| EXERCISE GOAL |
For the data that follows, return each line unchanged and drop the pictures.

Records excerpted from a collection:

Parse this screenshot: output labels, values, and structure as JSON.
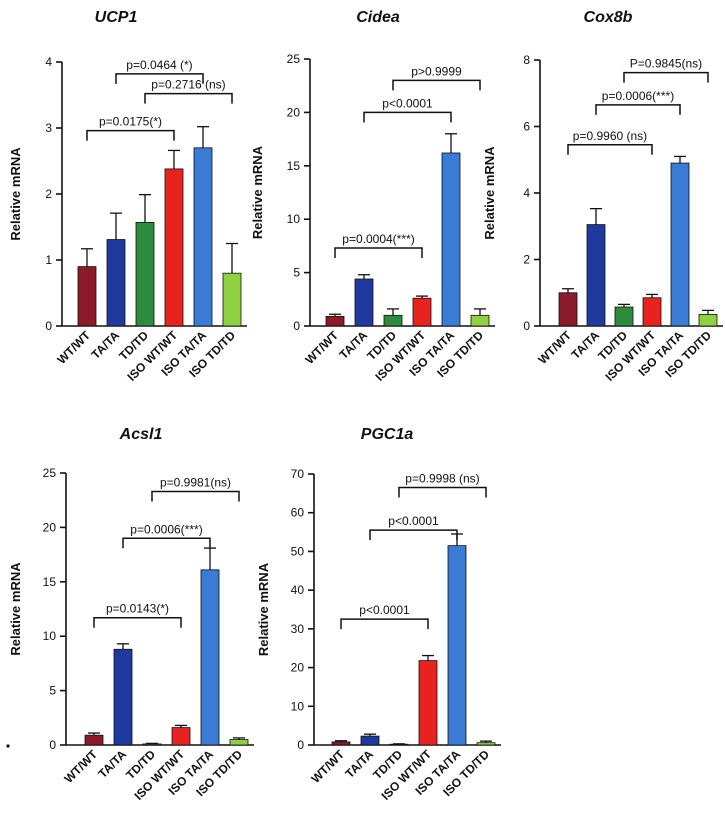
{
  "chart_data": [
    {
      "type": "bar",
      "title": "UCP1",
      "ylabel": "Relative mRNA",
      "ylim": [
        0,
        4
      ],
      "yticks": [
        0,
        1,
        2,
        3,
        4
      ],
      "categories": [
        "WT/WT",
        "TA/TA",
        "TD/TD",
        "ISO WT/WT",
        "ISO TA/TA",
        "ISO TD/TD"
      ],
      "values": [
        0.9,
        1.31,
        1.57,
        2.38,
        2.7,
        0.8
      ],
      "errors": [
        0.27,
        0.4,
        0.42,
        0.28,
        0.32,
        0.45
      ],
      "brackets": [
        {
          "from": 1,
          "to": 4,
          "y": 3.82,
          "label": "p=0.0464 (*)"
        },
        {
          "from": 2,
          "to": 5,
          "y": 3.52,
          "label": "p=0.2716 (ns)"
        },
        {
          "from": 0,
          "to": 3,
          "y": 2.96,
          "label": "p=0.0175(*)"
        }
      ]
    },
    {
      "type": "bar",
      "title": "Cidea",
      "ylabel": "Relative mRNA",
      "ylim": [
        0,
        25
      ],
      "yticks": [
        0,
        5,
        10,
        15,
        20,
        25
      ],
      "categories": [
        "WT/WT",
        "TA/TA",
        "TD/TD",
        "ISO WT/WT",
        "ISO TA/TA",
        "ISO TD/TD"
      ],
      "values": [
        0.9,
        4.4,
        1.0,
        2.6,
        16.2,
        1.0
      ],
      "errors": [
        0.2,
        0.4,
        0.6,
        0.2,
        1.8,
        0.6
      ],
      "brackets": [
        {
          "from": 2,
          "to": 5,
          "y": 23.0,
          "label": "p>0.9999"
        },
        {
          "from": 1,
          "to": 4,
          "y": 20.0,
          "label": "p<0.0001"
        },
        {
          "from": 0,
          "to": 3,
          "y": 7.3,
          "label": "p=0.0004(***)"
        }
      ]
    },
    {
      "type": "bar",
      "title": "Cox8b",
      "ylabel": "Relative mRNA",
      "ylim": [
        0,
        8
      ],
      "yticks": [
        0,
        2,
        4,
        6,
        8
      ],
      "categories": [
        "WT/WT",
        "TA/TA",
        "TD/TD",
        "ISO WT/WT",
        "ISO TA/TA",
        "ISO TD/TD"
      ],
      "values": [
        1.0,
        3.05,
        0.57,
        0.85,
        4.9,
        0.35
      ],
      "errors": [
        0.12,
        0.48,
        0.08,
        0.1,
        0.2,
        0.12
      ],
      "brackets": [
        {
          "from": 2,
          "to": 5,
          "y": 7.62,
          "label": "P=0.9845(ns)"
        },
        {
          "from": 1,
          "to": 4,
          "y": 6.65,
          "label": "p=0.0006(***)"
        },
        {
          "from": 0,
          "to": 3,
          "y": 5.45,
          "label": "p=0.9960 (ns)"
        }
      ]
    },
    {
      "type": "bar",
      "title": "Acsl1",
      "ylabel": "Relative mRNA",
      "ylim": [
        0,
        25
      ],
      "yticks": [
        0,
        5,
        10,
        15,
        20,
        25
      ],
      "categories": [
        "WT/WT",
        "TA/TA",
        "TD/TD",
        "ISO WT/WT",
        "ISO TA/TA",
        "ISO TD/TD"
      ],
      "values": [
        0.9,
        8.8,
        0.1,
        1.6,
        16.1,
        0.5
      ],
      "errors": [
        0.2,
        0.5,
        0.05,
        0.2,
        2.0,
        0.15
      ],
      "brackets": [
        {
          "from": 2,
          "to": 5,
          "y": 23.3,
          "label": "p=0.9981(ns)"
        },
        {
          "from": 1,
          "to": 4,
          "y": 19.0,
          "label": "p=0.0006(***)"
        },
        {
          "from": 0,
          "to": 3,
          "y": 11.7,
          "label": "p=0.0143(*)"
        }
      ]
    },
    {
      "type": "bar",
      "title": "PGC1a",
      "ylabel": "Relative mRNA",
      "ylim": [
        0,
        70
      ],
      "yticks": [
        0,
        10,
        20,
        30,
        40,
        50,
        60,
        70
      ],
      "categories": [
        "WT/WT",
        "TA/TA",
        "TD/TD",
        "ISO WT/WT",
        "ISO TA/TA",
        "ISO TD/TD"
      ],
      "values": [
        0.8,
        2.3,
        0.2,
        21.8,
        51.5,
        0.6
      ],
      "errors": [
        0.3,
        0.5,
        0.1,
        1.3,
        3.0,
        0.4
      ],
      "brackets": [
        {
          "from": 2,
          "to": 5,
          "y": 66.5,
          "label": "p=0.9998 (ns)"
        },
        {
          "from": 1,
          "to": 4,
          "y": 55.5,
          "label": "p<0.0001"
        },
        {
          "from": 0,
          "to": 3,
          "y": 32.5,
          "label": "p<0.0001"
        }
      ]
    }
  ],
  "colors": [
    "#8b1a2b",
    "#1f3a9e",
    "#2e8b3e",
    "#e8231f",
    "#3a7bd5",
    "#8fd13f"
  ]
}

| REPLY TO THE EXERCISE |
Parse this screenshot: output labels, values, and structure as JSON.
{
  "chart_data": [
    {
      "type": "bar",
      "title": "UCP1",
      "ylabel": "Relative mRNA",
      "ylim": [
        0,
        4
      ],
      "yticks": [
        0,
        1,
        2,
        3,
        4
      ],
      "categories": [
        "WT/WT",
        "TA/TA",
        "TD/TD",
        "ISO WT/WT",
        "ISO TA/TA",
        "ISO TD/TD"
      ],
      "values": [
        0.9,
        1.31,
        1.57,
        2.38,
        2.7,
        0.8
      ],
      "errors": [
        0.27,
        0.4,
        0.42,
        0.28,
        0.32,
        0.45
      ],
      "brackets": [
        {
          "from": 1,
          "to": 4,
          "y": 3.82,
          "label": "p=0.0464 (*)"
        },
        {
          "from": 2,
          "to": 5,
          "y": 3.52,
          "label": "p=0.2716 (ns)"
        },
        {
          "from": 0,
          "to": 3,
          "y": 2.96,
          "label": "p=0.0175(*)"
        }
      ]
    },
    {
      "type": "bar",
      "title": "Cidea",
      "ylabel": "Relative mRNA",
      "ylim": [
        0,
        25
      ],
      "yticks": [
        0,
        5,
        10,
        15,
        20,
        25
      ],
      "categories": [
        "WT/WT",
        "TA/TA",
        "TD/TD",
        "ISO WT/WT",
        "ISO TA/TA",
        "ISO TD/TD"
      ],
      "values": [
        0.9,
        4.4,
        1.0,
        2.6,
        16.2,
        1.0
      ],
      "errors": [
        0.2,
        0.4,
        0.6,
        0.2,
        1.8,
        0.6
      ],
      "brackets": [
        {
          "from": 2,
          "to": 5,
          "y": 23.0,
          "label": "p>0.9999"
        },
        {
          "from": 1,
          "to": 4,
          "y": 20.0,
          "label": "p<0.0001"
        },
        {
          "from": 0,
          "to": 3,
          "y": 7.3,
          "label": "p=0.0004(***)"
        }
      ]
    },
    {
      "type": "bar",
      "title": "Cox8b",
      "ylabel": "Relative mRNA",
      "ylim": [
        0,
        8
      ],
      "yticks": [
        0,
        2,
        4,
        6,
        8
      ],
      "categories": [
        "WT/WT",
        "TA/TA",
        "TD/TD",
        "ISO WT/WT",
        "ISO TA/TA",
        "ISO TD/TD"
      ],
      "values": [
        1.0,
        3.05,
        0.57,
        0.85,
        4.9,
        0.35
      ],
      "errors": [
        0.12,
        0.48,
        0.08,
        0.1,
        0.2,
        0.12
      ],
      "brackets": [
        {
          "from": 2,
          "to": 5,
          "y": 7.62,
          "label": "P=0.9845(ns)"
        },
        {
          "from": 1,
          "to": 4,
          "y": 6.65,
          "label": "p=0.0006(***)"
        },
        {
          "from": 0,
          "to": 3,
          "y": 5.45,
          "label": "p=0.9960 (ns)"
        }
      ]
    },
    {
      "type": "bar",
      "title": "Acsl1",
      "ylabel": "Relative mRNA",
      "ylim": [
        0,
        25
      ],
      "yticks": [
        0,
        5,
        10,
        15,
        20,
        25
      ],
      "categories": [
        "WT/WT",
        "TA/TA",
        "TD/TD",
        "ISO WT/WT",
        "ISO TA/TA",
        "ISO TD/TD"
      ],
      "values": [
        0.9,
        8.8,
        0.1,
        1.6,
        16.1,
        0.5
      ],
      "errors": [
        0.2,
        0.5,
        0.05,
        0.2,
        2.0,
        0.15
      ],
      "brackets": [
        {
          "from": 2,
          "to": 5,
          "y": 23.3,
          "label": "p=0.9981(ns)"
        },
        {
          "from": 1,
          "to": 4,
          "y": 19.0,
          "label": "p=0.0006(***)"
        },
        {
          "from": 0,
          "to": 3,
          "y": 11.7,
          "label": "p=0.0143(*)"
        }
      ]
    },
    {
      "type": "bar",
      "title": "PGC1a",
      "ylabel": "Relative mRNA",
      "ylim": [
        0,
        70
      ],
      "yticks": [
        0,
        10,
        20,
        30,
        40,
        50,
        60,
        70
      ],
      "categories": [
        "WT/WT",
        "TA/TA",
        "TD/TD",
        "ISO WT/WT",
        "ISO TA/TA",
        "ISO TD/TD"
      ],
      "values": [
        0.8,
        2.3,
        0.2,
        21.8,
        51.5,
        0.6
      ],
      "errors": [
        0.3,
        0.5,
        0.1,
        1.3,
        3.0,
        0.4
      ],
      "brackets": [
        {
          "from": 2,
          "to": 5,
          "y": 66.5,
          "label": "p=0.9998 (ns)"
        },
        {
          "from": 1,
          "to": 4,
          "y": 55.5,
          "label": "p<0.0001"
        },
        {
          "from": 0,
          "to": 3,
          "y": 32.5,
          "label": "p<0.0001"
        }
      ]
    }
  ],
  "colors": [
    "#8b1a2b",
    "#1f3a9e",
    "#2e8b3e",
    "#e8231f",
    "#3a7bd5",
    "#8fd13f"
  ]
}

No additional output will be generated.